MATERIAL FOR THIS TASK:
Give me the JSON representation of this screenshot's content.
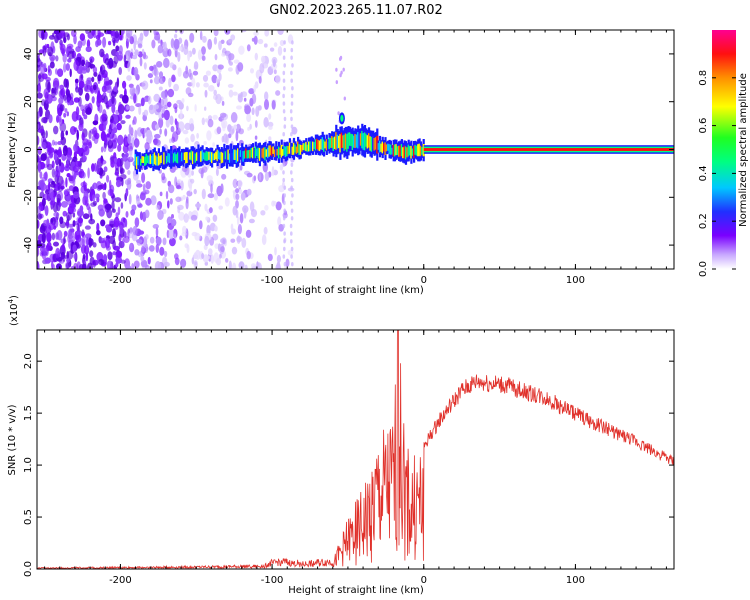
{
  "title": "GN02.2023.265.11.07.R02",
  "chart_data": [
    {
      "type": "heatmap",
      "xlabel": "Height of straight line (km)",
      "ylabel": "Frequency (Hz)",
      "xlim": [
        -255,
        165
      ],
      "ylim": [
        -50,
        50
      ],
      "x_ticks": [
        -200,
        -100,
        0,
        100
      ],
      "y_ticks": [
        -40,
        -20,
        0,
        20,
        40
      ],
      "grid": false,
      "colorbar": {
        "label": "Normalized spectral amplitude",
        "range": [
          0,
          1
        ],
        "ticks": [
          "0.0",
          "0.2",
          "0.4",
          "0.6",
          "0.8"
        ],
        "colors": [
          "#ffffff",
          "#7a00ff",
          "#0030ff",
          "#00ccff",
          "#00ff40",
          "#ffff00",
          "#ff8000",
          "#ff0000",
          "#ff0090"
        ]
      },
      "noise_region_km": [
        -255,
        -85
      ],
      "ridge_freq_hz": [
        {
          "x": -190,
          "f": -5
        },
        {
          "x": -170,
          "f": -4
        },
        {
          "x": -150,
          "f": -3
        },
        {
          "x": -130,
          "f": -3
        },
        {
          "x": -115,
          "f": -2
        },
        {
          "x": -100,
          "f": -1
        },
        {
          "x": -85,
          "f": 0
        },
        {
          "x": -70,
          "f": 2
        },
        {
          "x": -55,
          "f": 3
        },
        {
          "x": -45,
          "f": 4
        },
        {
          "x": -35,
          "f": 3
        },
        {
          "x": -28,
          "f": 1
        },
        {
          "x": -15,
          "f": -1
        },
        {
          "x": 0,
          "f": 0
        },
        {
          "x": 165,
          "f": 0
        }
      ]
    },
    {
      "type": "line",
      "xlabel": "Height of straight line (km)",
      "ylabel": "SNR (10 * v/v)",
      "y_multiplier": "(x10",
      "y_multiplier_exp": "4",
      "y_multiplier_close": ")",
      "xlim": [
        -255,
        165
      ],
      "ylim": [
        0,
        2.3
      ],
      "x_ticks": [
        -200,
        -100,
        0,
        100
      ],
      "y_ticks": [
        "0.0",
        "0.5",
        "1.0",
        "1.5",
        "2.0"
      ],
      "grid": false,
      "color": "#e0302a",
      "envelope": [
        {
          "x": -255,
          "y": 0.01
        },
        {
          "x": -150,
          "y": 0.02
        },
        {
          "x": -105,
          "y": 0.03
        },
        {
          "x": -95,
          "y": 0.1
        },
        {
          "x": -80,
          "y": 0.05
        },
        {
          "x": -60,
          "y": 0.08
        },
        {
          "x": -50,
          "y": 0.5
        },
        {
          "x": -40,
          "y": 0.8
        },
        {
          "x": -30,
          "y": 1.3
        },
        {
          "x": -20,
          "y": 1.5
        },
        {
          "x": -17,
          "y": 2.3
        },
        {
          "x": -10,
          "y": 1.1
        },
        {
          "x": 0,
          "y": 1.2
        },
        {
          "x": 10,
          "y": 1.45
        },
        {
          "x": 25,
          "y": 1.75
        },
        {
          "x": 35,
          "y": 1.84
        },
        {
          "x": 55,
          "y": 1.8
        },
        {
          "x": 80,
          "y": 1.68
        },
        {
          "x": 110,
          "y": 1.45
        },
        {
          "x": 140,
          "y": 1.25
        },
        {
          "x": 165,
          "y": 1.05
        }
      ]
    }
  ]
}
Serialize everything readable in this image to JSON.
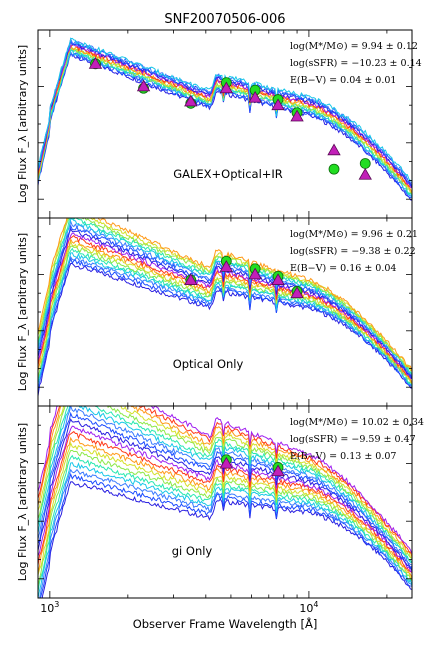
{
  "figure": {
    "title": "SNF20070506-006",
    "xlabel": "Observer Frame Wavelength [Å]",
    "ylabel": "Log Flux F_λ [arbitrary units]"
  },
  "chart_data": [
    {
      "type": "line",
      "panel_label": "GALEX+Optical+IR",
      "stats": [
        "log(M*/M⊙) = 9.94 ± 0.12",
        "log(sSFR) = −10.23 ± 0.14",
        "E(B−V) = 0.04 ± 0.01"
      ],
      "xscale": "log",
      "xlim": [
        900,
        25000
      ],
      "ylim": [
        0.0,
        1.0
      ],
      "n_models": 14,
      "obs_points": [
        {
          "x": 1500,
          "y": 0.82
        },
        {
          "x": 2300,
          "y": 0.69
        },
        {
          "x": 3500,
          "y": 0.61
        },
        {
          "x": 4800,
          "y": 0.72
        },
        {
          "x": 6200,
          "y": 0.68
        },
        {
          "x": 7600,
          "y": 0.63
        },
        {
          "x": 9000,
          "y": 0.56
        },
        {
          "x": 12500,
          "y": 0.26
        },
        {
          "x": 16500,
          "y": 0.29
        }
      ],
      "model_points": [
        {
          "x": 1500,
          "y": 0.82
        },
        {
          "x": 2300,
          "y": 0.7
        },
        {
          "x": 3500,
          "y": 0.62
        },
        {
          "x": 4800,
          "y": 0.69
        },
        {
          "x": 6200,
          "y": 0.64
        },
        {
          "x": 7600,
          "y": 0.6
        },
        {
          "x": 9000,
          "y": 0.54
        },
        {
          "x": 12500,
          "y": 0.36
        },
        {
          "x": 16500,
          "y": 0.23
        }
      ]
    },
    {
      "type": "line",
      "panel_label": "Optical Only",
      "stats": [
        "log(M*/M⊙) = 9.96 ± 0.21",
        "log(sSFR) = −9.38 ± 0.22",
        "E(B−V) = 0.16 ± 0.04"
      ],
      "xscale": "log",
      "xlim": [
        900,
        25000
      ],
      "ylim": [
        0.0,
        1.0
      ],
      "n_models": 18,
      "obs_points": [
        {
          "x": 3500,
          "y": 0.67
        },
        {
          "x": 4800,
          "y": 0.77
        },
        {
          "x": 6200,
          "y": 0.73
        },
        {
          "x": 7600,
          "y": 0.69
        },
        {
          "x": 9000,
          "y": 0.61
        }
      ],
      "model_points": [
        {
          "x": 3500,
          "y": 0.67
        },
        {
          "x": 4800,
          "y": 0.74
        },
        {
          "x": 6200,
          "y": 0.7
        },
        {
          "x": 7600,
          "y": 0.67
        },
        {
          "x": 9000,
          "y": 0.6
        }
      ]
    },
    {
      "type": "line",
      "panel_label": "gi Only",
      "stats": [
        "log(M*/M⊙) = 10.02 ± 0.34",
        "log(sSFR) = −9.59 ± 0.47",
        "E(B−V) = 0.13 ± 0.07"
      ],
      "xscale": "log",
      "xlim": [
        900,
        25000
      ],
      "ylim": [
        0.0,
        1.0
      ],
      "n_models": 20,
      "obs_points": [
        {
          "x": 4800,
          "y": 0.72
        },
        {
          "x": 7600,
          "y": 0.68
        }
      ],
      "model_points": [
        {
          "x": 4800,
          "y": 0.7
        },
        {
          "x": 7600,
          "y": 0.66
        }
      ]
    }
  ],
  "x_ticks": [
    {
      "value": 1000,
      "label": "10^3"
    },
    {
      "value": 10000,
      "label": "10^4"
    }
  ],
  "colors": {
    "observed": "#22dd22",
    "model": "#c21fb8",
    "model_lines": [
      "#2a1fe0",
      "#1b4bff",
      "#3a7bff",
      "#19c7e8",
      "#28e8b0",
      "#8de84a",
      "#d4e02a",
      "#ff9a1a",
      "#ff3a1a",
      "#a020f0"
    ]
  }
}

OBJECTIVE:
Wherever the string "ylabel" appears in the entries above, list that line.

TASK RESULT:
      "ylabel": "Frequency (Hz)",
      "ylabel": "SNR (10 * v/v)",
    "ylabel": "Log Flux F_λ [arbitrary units]"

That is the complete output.